* INSTRUCTIONS TO FOLLOW
Provide an exact copy of the data, excluding the images.

* RAW RECORDS
+===+

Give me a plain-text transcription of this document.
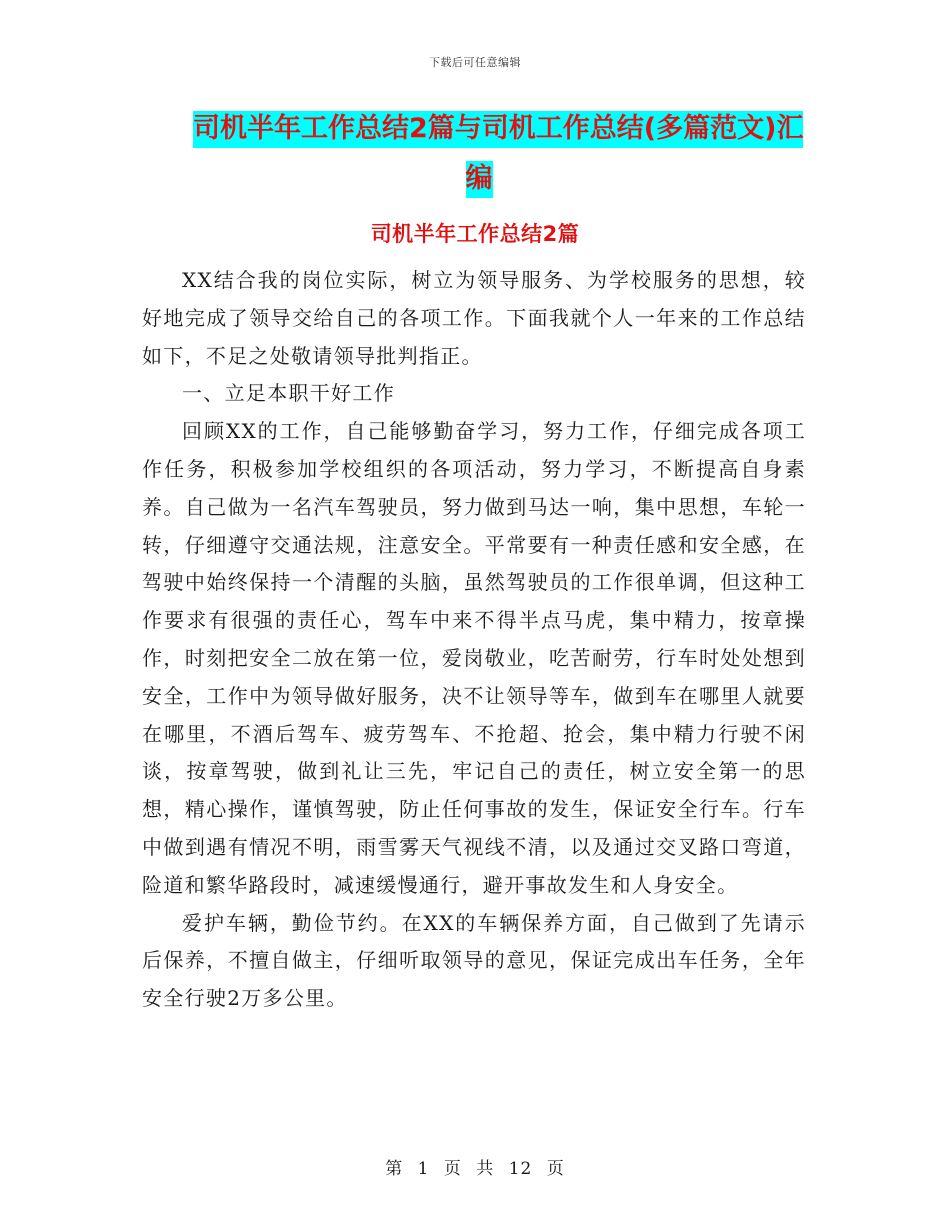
下载后可任意编辑
司机半年工作总结2篇与司机工作总结(多篇范文)汇
编
司机半年工作总结2篇

XX结合我的岗位实际，树立为领导服务、为学校服务的思想，较好地完成了领导交给自己的各项工作。下面我就个人一年来的工作总结如下，不足之处敬请领导批判指正。

一、立足本职干好工作

回顾XX的工作，自己能够勤奋学习，努力工作，仔细完成各项工作任务，积极参加学校组织的各项活动，努力学习，不断提高自身素养。自己做为一名汽车驾驶员，努力做到马达一响，集中思想，车轮一转，仔细遵守交通法规，注意安全。平常要有一种责任感和安全感，在驾驶中始终保持一个清醒的头脑，虽然驾驶员的工作很单调，但这种工作要求有很强的责任心，驾车中来不得半点马虎，集中精力，按章操作，时刻把安全二放在第一位，爱岗敬业，吃苦耐劳，行车时处处想到安全，工作中为领导做好服务，决不让领导等车，做到车在哪里人就要在哪里，不酒后驾车、疲劳驾车、不抢超、抢会，集中精力行驶不闲谈，按章驾驶，做到礼让三先，牢记自己的责任，树立安全第一的思想，精心操作，谨慎驾驶，防止任何事故的发生，保证安全行车。行车中做到遇有情况不明，雨雪雾天气视线不清，以及通过交叉路口弯道，险道和繁华路段时，减速缓慢通行，避开事故发生和人身安全。

爱护车辆，勤俭节约。在XX的车辆保养方面，自己做到了先请示后保养，不擅自做主，仔细听取领导的意见，保证完成出车任务，全年安全行驶2万多公里。

第 1 页 共 12 页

+===+

* SOLUTION BELOW
Give me a plain-text transcription of this document.
下载后可任意编辑
司机半年工作总结2篇与司机工作总结(多篇范文)汇
编
司机半年工作总结2篇

XX结合我的岗位实际，树立为领导服务、为学校服务的思想，较好地完成了领导交给自己的各项工作。下面我就个人一年来的工作总结如下，不足之处敬请领导批判指正。

一、立足本职干好工作

回顾XX的工作，自己能够勤奋学习，努力工作，仔细完成各项工作任务，积极参加学校组织的各项活动，努力学习，不断提高自身素养。自己做为一名汽车驾驶员，努力做到马达一响，集中思想，车轮一转，仔细遵守交通法规，注意安全。平常要有一种责任感和安全感，在驾驶中始终保持一个清醒的头脑，虽然驾驶员的工作很单调，但这种工作要求有很强的责任心，驾车中来不得半点马虎，集中精力，按章操作，时刻把安全二放在第一位，爱岗敬业，吃苦耐劳，行车时处处想到安全，工作中为领导做好服务，决不让领导等车，做到车在哪里人就要在哪里，不酒后驾车、疲劳驾车、不抢超、抢会，集中精力行驶不闲谈，按章驾驶，做到礼让三先，牢记自己的责任，树立安全第一的思想，精心操作，谨慎驾驶，防止任何事故的发生，保证安全行车。行车中做到遇有情况不明，雨雪雾天气视线不清，以及通过交叉路口弯道，险道和繁华路段时，减速缓慢通行，避开事故发生和人身安全。

爱护车辆，勤俭节约。在XX的车辆保养方面，自己做到了先请示后保养，不擅自做主，仔细听取领导的意见，保证完成出车任务，全年安全行驶2万多公里。

第 1 页 共 12 页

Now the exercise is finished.